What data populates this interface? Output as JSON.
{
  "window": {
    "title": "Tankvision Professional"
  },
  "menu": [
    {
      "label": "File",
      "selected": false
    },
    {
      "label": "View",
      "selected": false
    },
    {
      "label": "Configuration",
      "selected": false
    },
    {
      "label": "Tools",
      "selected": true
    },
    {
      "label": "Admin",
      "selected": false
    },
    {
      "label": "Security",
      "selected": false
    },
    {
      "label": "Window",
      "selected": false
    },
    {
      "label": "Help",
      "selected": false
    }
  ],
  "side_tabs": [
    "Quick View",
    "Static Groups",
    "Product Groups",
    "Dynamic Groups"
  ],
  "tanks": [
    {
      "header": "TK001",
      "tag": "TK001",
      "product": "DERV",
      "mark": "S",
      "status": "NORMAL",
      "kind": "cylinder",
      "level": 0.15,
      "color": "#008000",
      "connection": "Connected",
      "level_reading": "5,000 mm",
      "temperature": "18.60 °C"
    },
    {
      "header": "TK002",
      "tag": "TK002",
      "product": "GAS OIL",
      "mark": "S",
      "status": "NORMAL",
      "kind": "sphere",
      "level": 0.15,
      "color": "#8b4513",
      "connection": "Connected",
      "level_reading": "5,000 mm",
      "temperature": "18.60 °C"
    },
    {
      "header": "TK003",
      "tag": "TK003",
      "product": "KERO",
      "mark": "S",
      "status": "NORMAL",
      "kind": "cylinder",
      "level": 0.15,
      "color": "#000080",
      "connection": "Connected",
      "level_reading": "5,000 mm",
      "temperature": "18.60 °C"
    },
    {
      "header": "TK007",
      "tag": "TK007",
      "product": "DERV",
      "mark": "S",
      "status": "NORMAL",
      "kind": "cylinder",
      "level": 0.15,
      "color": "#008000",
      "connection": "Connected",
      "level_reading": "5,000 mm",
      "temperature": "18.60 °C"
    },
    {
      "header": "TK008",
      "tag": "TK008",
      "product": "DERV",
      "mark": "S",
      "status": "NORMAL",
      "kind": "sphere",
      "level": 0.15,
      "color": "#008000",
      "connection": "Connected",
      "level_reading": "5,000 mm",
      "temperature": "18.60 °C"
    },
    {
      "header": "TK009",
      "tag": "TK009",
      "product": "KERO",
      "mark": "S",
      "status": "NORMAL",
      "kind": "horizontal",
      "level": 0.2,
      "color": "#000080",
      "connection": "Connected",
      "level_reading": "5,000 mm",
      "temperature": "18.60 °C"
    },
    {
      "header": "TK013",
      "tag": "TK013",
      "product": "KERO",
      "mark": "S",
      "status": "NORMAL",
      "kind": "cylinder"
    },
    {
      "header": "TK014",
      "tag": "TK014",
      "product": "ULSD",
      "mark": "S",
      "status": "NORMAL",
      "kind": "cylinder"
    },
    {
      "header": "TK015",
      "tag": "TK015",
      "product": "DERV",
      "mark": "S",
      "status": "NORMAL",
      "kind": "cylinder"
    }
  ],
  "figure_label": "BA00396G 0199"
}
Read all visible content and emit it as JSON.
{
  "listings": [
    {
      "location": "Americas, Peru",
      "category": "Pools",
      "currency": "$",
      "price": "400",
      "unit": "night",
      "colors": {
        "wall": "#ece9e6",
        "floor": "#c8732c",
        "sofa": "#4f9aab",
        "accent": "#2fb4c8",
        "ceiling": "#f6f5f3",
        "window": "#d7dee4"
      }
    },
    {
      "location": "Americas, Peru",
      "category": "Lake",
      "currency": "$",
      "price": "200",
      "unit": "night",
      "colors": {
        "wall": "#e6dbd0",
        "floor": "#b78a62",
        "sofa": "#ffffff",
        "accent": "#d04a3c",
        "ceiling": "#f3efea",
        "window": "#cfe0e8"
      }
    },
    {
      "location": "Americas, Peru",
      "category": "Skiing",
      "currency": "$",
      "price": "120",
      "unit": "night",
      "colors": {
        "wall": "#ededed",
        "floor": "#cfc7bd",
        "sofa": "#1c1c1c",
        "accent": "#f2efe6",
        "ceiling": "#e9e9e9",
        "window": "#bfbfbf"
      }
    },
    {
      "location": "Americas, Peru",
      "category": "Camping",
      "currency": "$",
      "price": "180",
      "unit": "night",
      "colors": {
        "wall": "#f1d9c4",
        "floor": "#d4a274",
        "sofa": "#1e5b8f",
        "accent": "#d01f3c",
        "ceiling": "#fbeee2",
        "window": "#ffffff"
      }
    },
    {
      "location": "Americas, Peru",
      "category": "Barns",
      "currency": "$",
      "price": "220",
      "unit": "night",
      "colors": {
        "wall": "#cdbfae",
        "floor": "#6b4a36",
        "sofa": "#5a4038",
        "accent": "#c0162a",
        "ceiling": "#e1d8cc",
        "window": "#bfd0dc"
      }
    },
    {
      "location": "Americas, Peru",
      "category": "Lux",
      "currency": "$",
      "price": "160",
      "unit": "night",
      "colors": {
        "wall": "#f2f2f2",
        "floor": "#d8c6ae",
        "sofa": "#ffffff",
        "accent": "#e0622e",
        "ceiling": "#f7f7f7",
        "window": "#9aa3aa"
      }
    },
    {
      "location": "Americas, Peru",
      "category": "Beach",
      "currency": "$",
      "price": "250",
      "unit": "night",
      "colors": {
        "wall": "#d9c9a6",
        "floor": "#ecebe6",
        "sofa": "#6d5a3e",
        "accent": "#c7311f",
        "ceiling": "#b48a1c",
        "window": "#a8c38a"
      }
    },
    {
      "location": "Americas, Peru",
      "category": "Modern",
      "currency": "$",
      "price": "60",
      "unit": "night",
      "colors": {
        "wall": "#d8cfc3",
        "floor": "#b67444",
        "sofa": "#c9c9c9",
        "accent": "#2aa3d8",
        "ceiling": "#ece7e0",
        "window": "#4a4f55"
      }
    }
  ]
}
--
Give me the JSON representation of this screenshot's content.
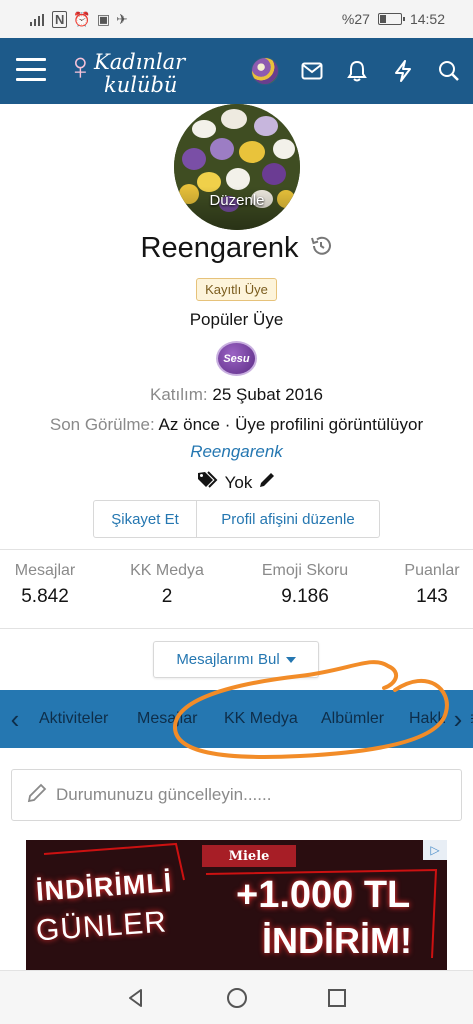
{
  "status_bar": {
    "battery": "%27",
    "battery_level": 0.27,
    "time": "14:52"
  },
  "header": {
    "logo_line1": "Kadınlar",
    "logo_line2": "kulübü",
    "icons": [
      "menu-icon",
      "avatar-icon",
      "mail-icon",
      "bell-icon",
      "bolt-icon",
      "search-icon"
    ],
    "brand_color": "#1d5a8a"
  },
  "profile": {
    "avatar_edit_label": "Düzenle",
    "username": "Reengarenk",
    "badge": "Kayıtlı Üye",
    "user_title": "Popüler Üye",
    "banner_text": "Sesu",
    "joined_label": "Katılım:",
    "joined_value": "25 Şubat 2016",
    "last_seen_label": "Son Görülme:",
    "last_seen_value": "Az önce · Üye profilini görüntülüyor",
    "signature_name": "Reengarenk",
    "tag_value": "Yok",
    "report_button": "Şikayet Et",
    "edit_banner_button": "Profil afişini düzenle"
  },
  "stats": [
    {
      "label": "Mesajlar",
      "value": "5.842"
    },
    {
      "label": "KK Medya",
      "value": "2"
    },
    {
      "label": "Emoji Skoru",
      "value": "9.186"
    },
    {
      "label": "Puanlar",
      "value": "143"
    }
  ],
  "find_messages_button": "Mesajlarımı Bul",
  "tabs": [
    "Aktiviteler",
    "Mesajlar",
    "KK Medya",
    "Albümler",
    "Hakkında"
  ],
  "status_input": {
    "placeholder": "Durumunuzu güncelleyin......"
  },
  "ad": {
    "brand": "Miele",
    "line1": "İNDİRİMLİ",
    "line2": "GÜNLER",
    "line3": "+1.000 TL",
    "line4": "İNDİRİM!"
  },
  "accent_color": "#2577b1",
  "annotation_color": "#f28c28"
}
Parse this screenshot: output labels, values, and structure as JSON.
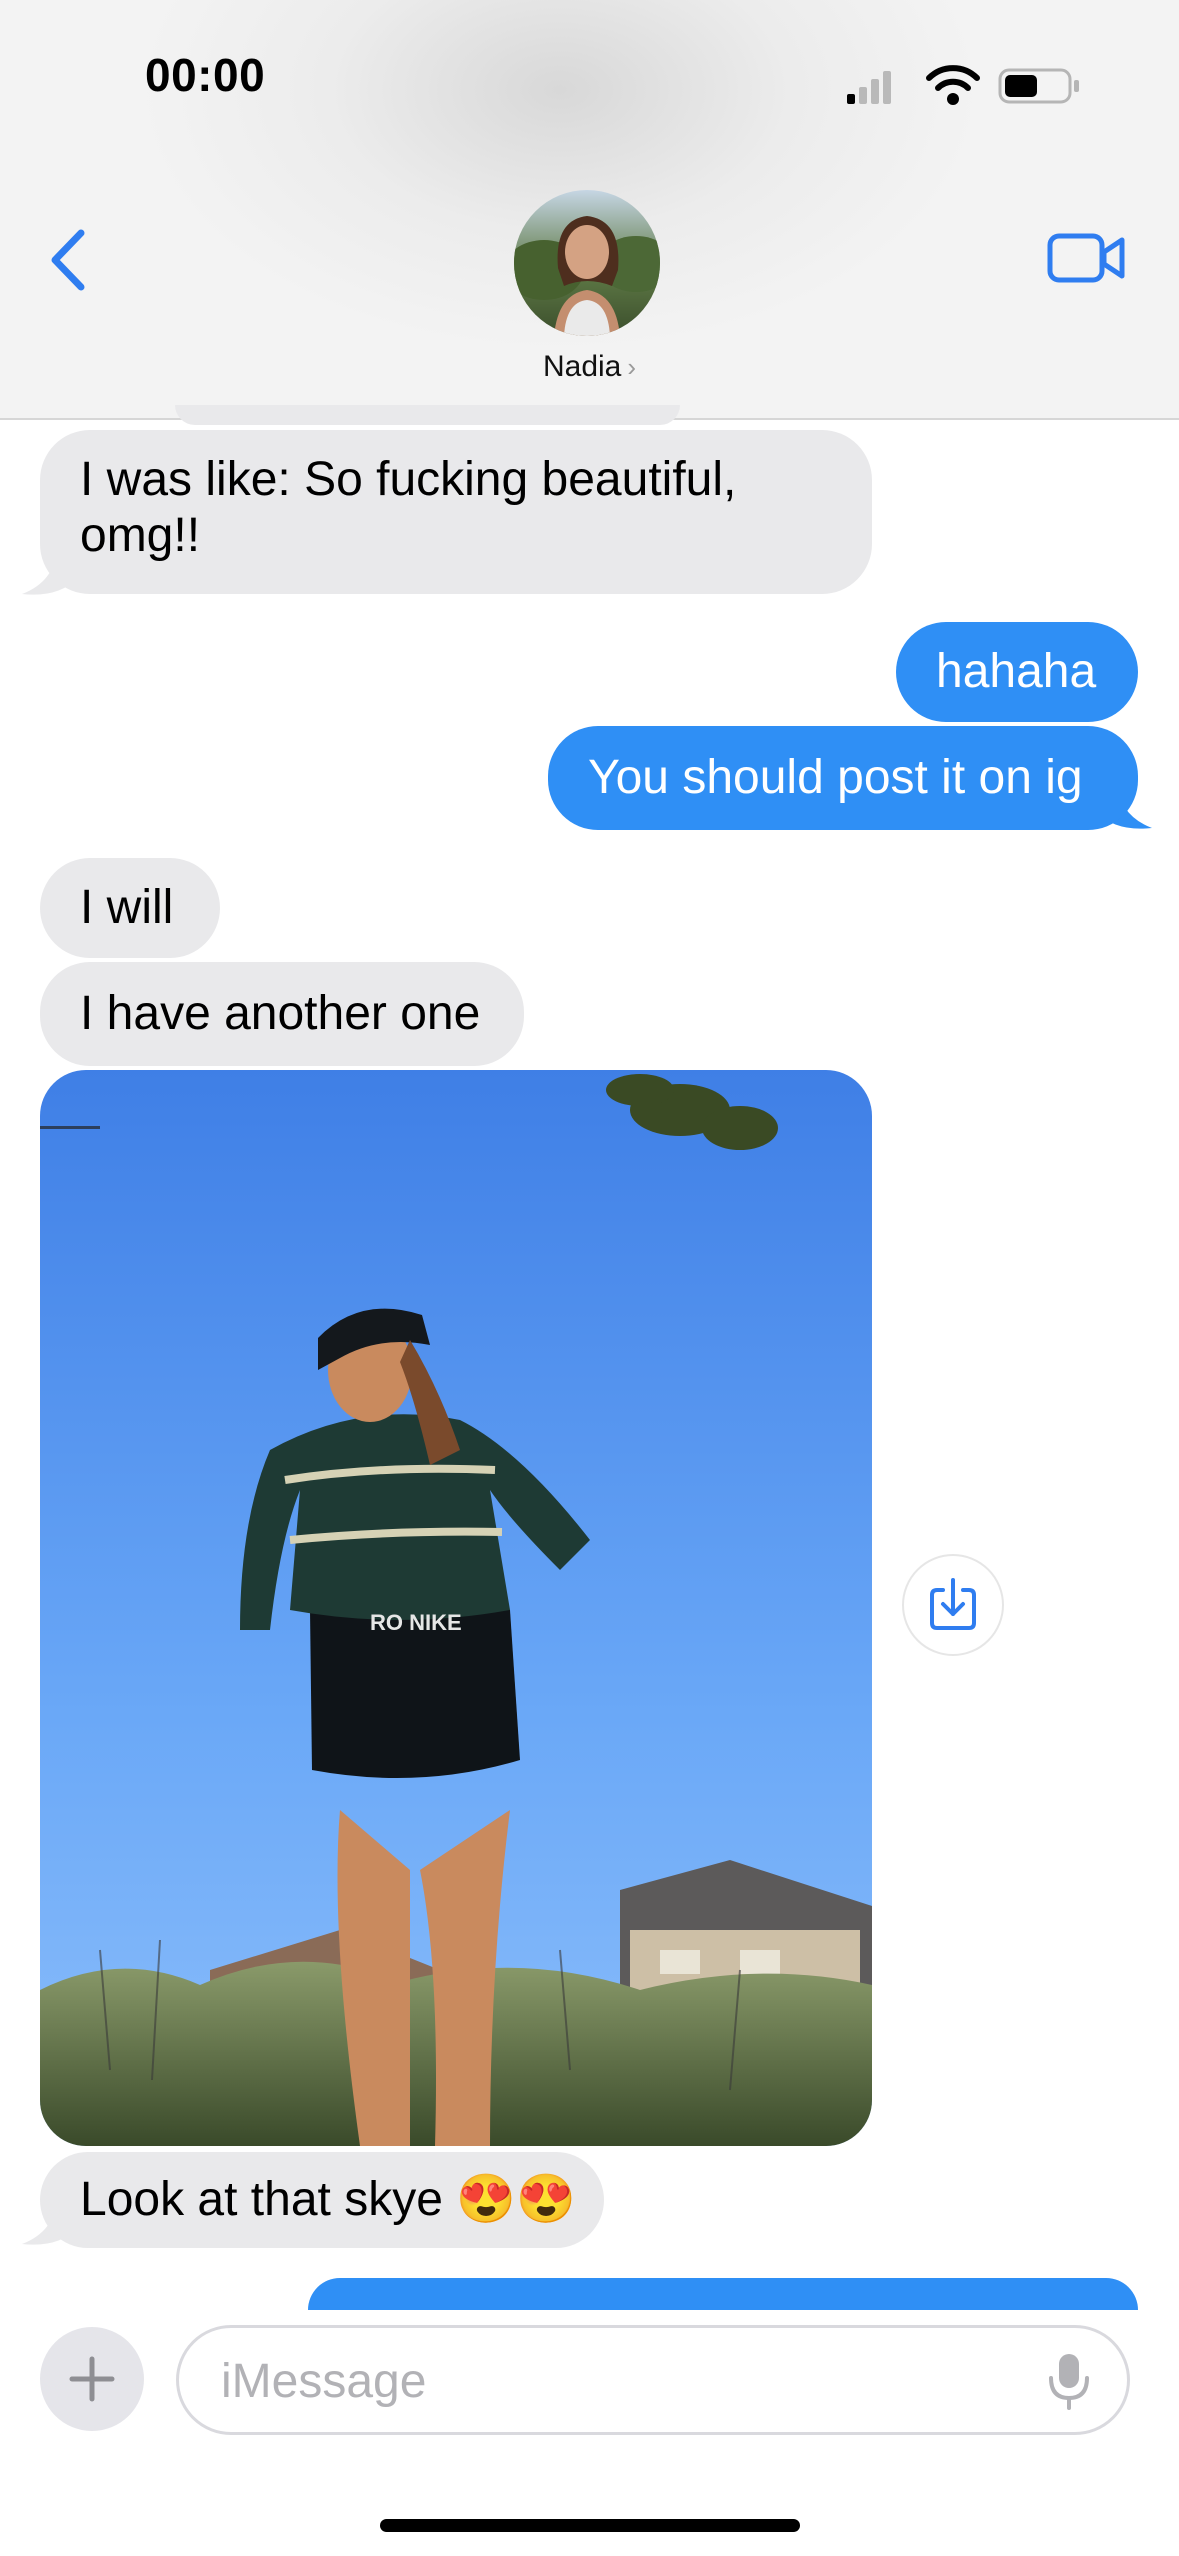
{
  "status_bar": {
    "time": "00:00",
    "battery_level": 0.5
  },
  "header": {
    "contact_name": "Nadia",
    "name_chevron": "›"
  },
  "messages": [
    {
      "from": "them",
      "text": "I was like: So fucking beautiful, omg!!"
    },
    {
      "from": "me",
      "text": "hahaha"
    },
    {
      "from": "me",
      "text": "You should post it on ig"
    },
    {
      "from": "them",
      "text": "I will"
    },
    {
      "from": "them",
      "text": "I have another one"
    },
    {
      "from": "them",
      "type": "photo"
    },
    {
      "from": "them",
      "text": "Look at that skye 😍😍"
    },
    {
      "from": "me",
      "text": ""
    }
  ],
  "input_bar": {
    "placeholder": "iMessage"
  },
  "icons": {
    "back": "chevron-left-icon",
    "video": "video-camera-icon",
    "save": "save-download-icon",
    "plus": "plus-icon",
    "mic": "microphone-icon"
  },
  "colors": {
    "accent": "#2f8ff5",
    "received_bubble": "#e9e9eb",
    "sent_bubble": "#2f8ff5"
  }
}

## WRITTEN INSTRUCTION
Filter the data for the string "JSON" and copy every line that has it.

## RESULT BELOW
What data populates this interface? Output as JSON.
Read all visible content and emit it as JSON.
Give me the JSON representation of this screenshot's content.
Parse this screenshot: output labels, values, and structure as JSON.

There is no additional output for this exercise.